DIRECTION:
Would you output the whole listing below, exactly as it reads?

DATA FOR THE TASK:
○ ○ ○ ○

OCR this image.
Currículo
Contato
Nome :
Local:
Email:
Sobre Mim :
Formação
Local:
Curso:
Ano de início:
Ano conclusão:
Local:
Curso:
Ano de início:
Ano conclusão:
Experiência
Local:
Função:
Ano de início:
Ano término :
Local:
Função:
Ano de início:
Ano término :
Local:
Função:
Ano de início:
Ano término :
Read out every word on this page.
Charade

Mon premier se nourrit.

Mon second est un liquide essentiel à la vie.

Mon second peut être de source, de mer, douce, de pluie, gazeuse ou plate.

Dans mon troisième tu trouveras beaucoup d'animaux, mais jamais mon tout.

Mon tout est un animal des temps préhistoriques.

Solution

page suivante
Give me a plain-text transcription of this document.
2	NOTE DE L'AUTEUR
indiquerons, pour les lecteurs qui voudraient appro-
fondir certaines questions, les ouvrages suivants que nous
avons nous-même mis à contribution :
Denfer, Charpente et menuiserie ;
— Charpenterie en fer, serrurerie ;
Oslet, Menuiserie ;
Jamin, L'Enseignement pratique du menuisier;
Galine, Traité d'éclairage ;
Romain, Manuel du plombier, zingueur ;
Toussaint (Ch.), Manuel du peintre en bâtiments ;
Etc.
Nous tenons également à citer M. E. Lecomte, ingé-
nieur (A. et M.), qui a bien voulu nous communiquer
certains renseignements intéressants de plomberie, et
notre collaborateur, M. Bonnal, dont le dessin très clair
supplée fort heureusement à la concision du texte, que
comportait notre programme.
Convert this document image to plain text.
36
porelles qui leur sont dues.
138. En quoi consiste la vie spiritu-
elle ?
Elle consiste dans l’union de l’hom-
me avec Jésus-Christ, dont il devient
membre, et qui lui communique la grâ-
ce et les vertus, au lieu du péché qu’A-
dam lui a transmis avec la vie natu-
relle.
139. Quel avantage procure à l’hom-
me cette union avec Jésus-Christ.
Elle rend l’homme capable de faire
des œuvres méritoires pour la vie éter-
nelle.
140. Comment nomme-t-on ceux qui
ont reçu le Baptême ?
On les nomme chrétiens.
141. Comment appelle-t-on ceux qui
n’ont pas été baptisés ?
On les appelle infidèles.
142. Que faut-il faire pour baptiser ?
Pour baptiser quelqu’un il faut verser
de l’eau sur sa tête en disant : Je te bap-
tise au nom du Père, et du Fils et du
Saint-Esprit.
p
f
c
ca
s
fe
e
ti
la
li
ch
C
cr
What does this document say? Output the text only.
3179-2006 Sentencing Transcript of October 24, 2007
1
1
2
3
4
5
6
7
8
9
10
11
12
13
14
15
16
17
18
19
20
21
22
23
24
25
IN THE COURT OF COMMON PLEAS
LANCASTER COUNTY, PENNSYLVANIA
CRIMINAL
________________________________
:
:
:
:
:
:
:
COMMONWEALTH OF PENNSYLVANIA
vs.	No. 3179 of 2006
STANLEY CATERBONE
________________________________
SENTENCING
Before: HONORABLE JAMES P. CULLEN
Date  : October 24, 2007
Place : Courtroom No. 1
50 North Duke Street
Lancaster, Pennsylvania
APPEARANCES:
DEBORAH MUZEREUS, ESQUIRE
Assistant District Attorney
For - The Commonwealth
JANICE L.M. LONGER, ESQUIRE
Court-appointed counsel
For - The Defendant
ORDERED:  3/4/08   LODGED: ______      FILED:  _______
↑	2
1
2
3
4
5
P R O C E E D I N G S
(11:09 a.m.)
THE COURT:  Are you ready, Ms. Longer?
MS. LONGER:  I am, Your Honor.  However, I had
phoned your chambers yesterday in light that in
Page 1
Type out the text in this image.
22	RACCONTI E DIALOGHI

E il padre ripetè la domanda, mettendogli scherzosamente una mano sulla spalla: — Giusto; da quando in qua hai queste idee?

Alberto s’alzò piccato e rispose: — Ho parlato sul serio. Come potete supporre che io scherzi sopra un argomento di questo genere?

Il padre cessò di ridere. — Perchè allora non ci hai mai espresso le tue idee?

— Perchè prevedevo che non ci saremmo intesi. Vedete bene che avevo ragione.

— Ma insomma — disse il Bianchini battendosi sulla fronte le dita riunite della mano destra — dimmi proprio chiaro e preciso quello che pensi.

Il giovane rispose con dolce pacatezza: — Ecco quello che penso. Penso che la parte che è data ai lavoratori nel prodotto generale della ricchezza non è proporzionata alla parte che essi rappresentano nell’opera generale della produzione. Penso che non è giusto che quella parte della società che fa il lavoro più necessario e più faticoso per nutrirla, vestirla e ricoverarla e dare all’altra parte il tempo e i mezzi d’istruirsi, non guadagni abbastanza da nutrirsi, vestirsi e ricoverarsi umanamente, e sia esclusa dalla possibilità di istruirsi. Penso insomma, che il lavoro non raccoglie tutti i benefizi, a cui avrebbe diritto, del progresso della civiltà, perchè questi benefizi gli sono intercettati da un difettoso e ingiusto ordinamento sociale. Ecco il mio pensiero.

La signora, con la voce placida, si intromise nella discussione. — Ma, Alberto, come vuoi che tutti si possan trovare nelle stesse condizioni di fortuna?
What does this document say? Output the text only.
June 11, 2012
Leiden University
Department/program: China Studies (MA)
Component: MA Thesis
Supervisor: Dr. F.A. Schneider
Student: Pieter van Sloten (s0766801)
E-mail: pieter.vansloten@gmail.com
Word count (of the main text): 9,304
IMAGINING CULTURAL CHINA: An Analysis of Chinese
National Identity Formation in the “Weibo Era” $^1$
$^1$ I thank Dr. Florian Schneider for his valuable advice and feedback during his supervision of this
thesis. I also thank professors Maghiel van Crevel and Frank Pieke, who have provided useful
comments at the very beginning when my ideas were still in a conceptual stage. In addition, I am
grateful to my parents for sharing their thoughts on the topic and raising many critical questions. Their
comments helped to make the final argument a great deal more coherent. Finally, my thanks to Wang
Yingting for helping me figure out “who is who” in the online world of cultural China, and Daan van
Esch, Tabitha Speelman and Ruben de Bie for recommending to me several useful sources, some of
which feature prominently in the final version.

○ ○ ○ ○

TASK SOLUTION:
OCR this image.
Currículo
Contato
Nome :
Local:
Email:
Sobre Mim :
Formação
Local:
Curso:
Ano de início:
Ano conclusão:
Local:
Curso:
Ano de início:
Ano conclusão:
Experiência
Local:
Função:
Ano de início:
Ano término :
Local:
Função:
Ano de início:
Ano término :
Local:
Função:
Ano de início:
Ano término :
Read out every word on this page.
Charade

Mon premier se nourrit.

Mon second est un liquide essentiel à la vie.

Mon second peut être de source, de mer, douce, de pluie, gazeuse ou plate.

Dans mon troisième tu trouveras beaucoup d'animaux, mais jamais mon tout.

Mon tout est un animal des temps préhistoriques.

Solution

page suivante
Give me a plain-text transcription of this document.
2	NOTE DE L'AUTEUR
indiquerons, pour les lecteurs qui voudraient appro-
fondir certaines questions, les ouvrages suivants que nous
avons nous-même mis à contribution :
Denfer, Charpente et menuiserie ;
— Charpenterie en fer, serrurerie ;
Oslet, Menuiserie ;
Jamin, L'Enseignement pratique du menuisier;
Galine, Traité d'éclairage ;
Romain, Manuel du plombier, zingueur ;
Toussaint (Ch.), Manuel du peintre en bâtiments ;
Etc.
Nous tenons également à citer M. E. Lecomte, ingé-
nieur (A. et M.), qui a bien voulu nous communiquer
certains renseignements intéressants de plomberie, et
notre collaborateur, M. Bonnal, dont le dessin très clair
supplée fort heureusement à la concision du texte, que
comportait notre programme.
Convert this document image to plain text.
36
porelles qui leur sont dues.
138. En quoi consiste la vie spiritu-
elle ?
Elle consiste dans l’union de l’hom-
me avec Jésus-Christ, dont il devient
membre, et qui lui communique la grâ-
ce et les vertus, au lieu du péché qu’A-
dam lui a transmis avec la vie natu-
relle.
139. Quel avantage procure à l’hom-
me cette union avec Jésus-Christ.
Elle rend l’homme capable de faire
des œuvres méritoires pour la vie éter-
nelle.
140. Comment nomme-t-on ceux qui
ont reçu le Baptême ?
On les nomme chrétiens.
141. Comment appelle-t-on ceux qui
n’ont pas été baptisés ?
On les appelle infidèles.
142. Que faut-il faire pour baptiser ?
Pour baptiser quelqu’un il faut verser
de l’eau sur sa tête en disant : Je te bap-
tise au nom du Père, et du Fils et du
Saint-Esprit.
p
f
c
ca
s
fe
e
ti
la
li
ch
C
cr
What does this document say? Output the text only.
3179-2006 Sentencing Transcript of October 24, 2007
1
1
2
3
4
5
6
7
8
9
10
11
12
13
14
15
16
17
18
19
20
21
22
23
24
25
IN THE COURT OF COMMON PLEAS
LANCASTER COUNTY, PENNSYLVANIA
CRIMINAL
________________________________
:
:
:
:
:
:
:
COMMONWEALTH OF PENNSYLVANIA
vs.	No. 3179 of 2006
STANLEY CATERBONE
________________________________
SENTENCING
Before: HONORABLE JAMES P. CULLEN
Date  : October 24, 2007
Place : Courtroom No. 1
50 North Duke Street
Lancaster, Pennsylvania
APPEARANCES:
DEBORAH MUZEREUS, ESQUIRE
Assistant District Attorney
For - The Commonwealth
JANICE L.M. LONGER, ESQUIRE
Court-appointed counsel
For - The Defendant
ORDERED:  3/4/08   LODGED: ______      FILED:  _______
↑	2
1
2
3
4
5
P R O C E E D I N G S
(11:09 a.m.)
THE COURT:  Are you ready, Ms. Longer?
MS. LONGER:  I am, Your Honor.  However, I had
phoned your chambers yesterday in light that in
Page 1
Type out the text in this image.
22	RACCONTI E DIALOGHI

E il padre ripetè la domanda, mettendogli scherzosamente una mano sulla spalla: — Giusto; da quando in qua hai queste idee?

Alberto s’alzò piccato e rispose: — Ho parlato sul serio. Come potete supporre che io scherzi sopra un argomento di questo genere?

Il padre cessò di ridere. — Perchè allora non ci hai mai espresso le tue idee?

— Perchè prevedevo che non ci saremmo intesi. Vedete bene che avevo ragione.

— Ma insomma — disse il Bianchini battendosi sulla fronte le dita riunite della mano destra — dimmi proprio chiaro e preciso quello che pensi.

Il giovane rispose con dolce pacatezza: — Ecco quello che penso. Penso che la parte che è data ai lavoratori nel prodotto generale della ricchezza non è proporzionata alla parte che essi rappresentano nell’opera generale della produzione. Penso che non è giusto che quella parte della società che fa il lavoro più necessario e più faticoso per nutrirla, vestirla e ricoverarla e dare all’altra parte il tempo e i mezzi d’istruirsi, non guadagni abbastanza da nutrirsi, vestirsi e ricoverarsi umanamente, e sia esclusa dalla possibilità di istruirsi. Penso insomma, che il lavoro non raccoglie tutti i benefizi, a cui avrebbe diritto, del progresso della civiltà, perchè questi benefizi gli sono intercettati da un difettoso e ingiusto ordinamento sociale. Ecco il mio pensiero.

La signora, con la voce placida, si intromise nella discussione. — Ma, Alberto, come vuoi che tutti si possan trovare nelle stesse condizioni di fortuna?
What does this document say? Output the text only.
June 11, 2012
Leiden University
Department/program: China Studies (MA)
Component: MA Thesis
Supervisor: Dr. F.A. Schneider
Student: Pieter van Sloten (s0766801)
E-mail: pieter.vansloten@gmail.com
Word count (of the main text): 9,304
IMAGINING CULTURAL CHINA: An Analysis of Chinese
National Identity Formation in the “Weibo Era” $^1$
$^1$ I thank Dr. Florian Schneider for his valuable advice and feedback during his supervision of this
thesis. I also thank professors Maghiel van Crevel and Frank Pieke, who have provided useful
comments at the very beginning when my ideas were still in a conceptual stage. In addition, I am
grateful to my parents for sharing their thoughts on the topic and raising many critical questions. Their
comments helped to make the final argument a great deal more coherent. Finally, my thanks to Wang
Yingting for helping me figure out “who is who” in the online world of cultural China, and Daan van
Esch, Tabitha Speelman and Ruben de Bie for recommending to me several useful sources, some of
which feature prominently in the final version.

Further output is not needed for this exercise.